Problema curto: Repita todos os itens abaixo linha por linha, sem mudar nada, mas deixe as imagens de fora.

◆ ◆ ◆ ◆ ◆

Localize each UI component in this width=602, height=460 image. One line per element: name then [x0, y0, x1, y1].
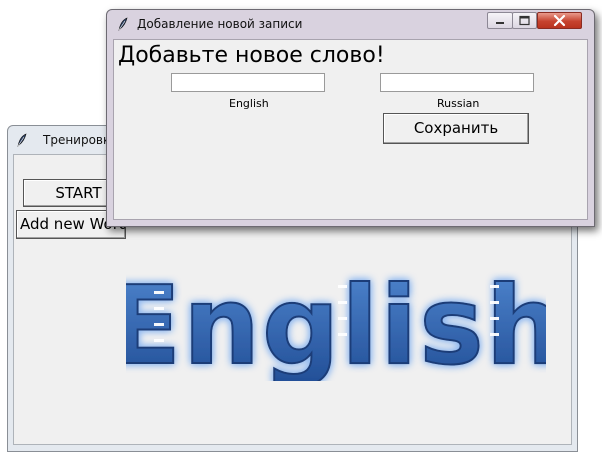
- russian-word-input[interactable]: [380, 73, 534, 92]
- save-button[interactable]: Сохранить: [383, 113, 529, 144]
- english-label: English: [229, 97, 269, 110]
- maximize-icon: [519, 15, 530, 26]
- add-entry-dialog-title: Добавление новой записи: [137, 17, 303, 31]
- feather-icon: [117, 16, 129, 35]
- dialog-heading: Добавьте новое слово!: [118, 43, 385, 68]
- english-logo-text: English: [126, 264, 546, 381]
- english-word-input[interactable]: [171, 73, 325, 92]
- close-button[interactable]: [537, 12, 582, 29]
- close-icon: [553, 14, 566, 27]
- maximize-button[interactable]: [512, 12, 537, 29]
- add-entry-dialog-client: Добавьте новое слово! English Russian Со…: [113, 39, 588, 220]
- add-entry-dialog-titlebar[interactable]: Добавление новой записи: [107, 10, 594, 36]
- feather-icon: [16, 132, 28, 151]
- minimize-button[interactable]: [487, 12, 513, 29]
- english-logo: English: [126, 263, 546, 381]
- russian-label: Russian: [437, 97, 480, 110]
- add-entry-dialog: Добавление новой записи Добавьте новое с…: [106, 9, 595, 227]
- minimize-icon: [496, 22, 504, 24]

◆ ◆ ◆ ◆ ◆

Solução do problema:
Localize each UI component in this width=602, height=460 image. One line per element: name then [x0, y0, x1, y1].
- russian-word-input[interactable]: [380, 73, 534, 92]
- save-button[interactable]: Сохранить: [383, 113, 529, 144]
- english-label: English: [229, 97, 269, 110]
- maximize-icon: [519, 15, 530, 26]
- add-entry-dialog-title: Добавление новой записи: [137, 17, 303, 31]
- feather-icon: [117, 16, 129, 35]
- dialog-heading: Добавьте новое слово!: [118, 43, 385, 68]
- english-logo-text: English: [126, 264, 546, 381]
- english-word-input[interactable]: [171, 73, 325, 92]
- close-button[interactable]: [537, 12, 582, 29]
- close-icon: [553, 14, 566, 27]
- maximize-button[interactable]: [512, 12, 537, 29]
- add-entry-dialog-client: Добавьте новое слово! English Russian Со…: [113, 39, 588, 220]
- add-entry-dialog-titlebar[interactable]: Добавление новой записи: [107, 10, 594, 36]
- feather-icon: [16, 132, 28, 151]
- minimize-button[interactable]: [487, 12, 513, 29]
- english-logo: English: [126, 263, 546, 381]
- russian-label: Russian: [437, 97, 480, 110]
- add-entry-dialog: Добавление новой записи Добавьте новое с…: [106, 9, 595, 227]
- minimize-icon: [496, 22, 504, 24]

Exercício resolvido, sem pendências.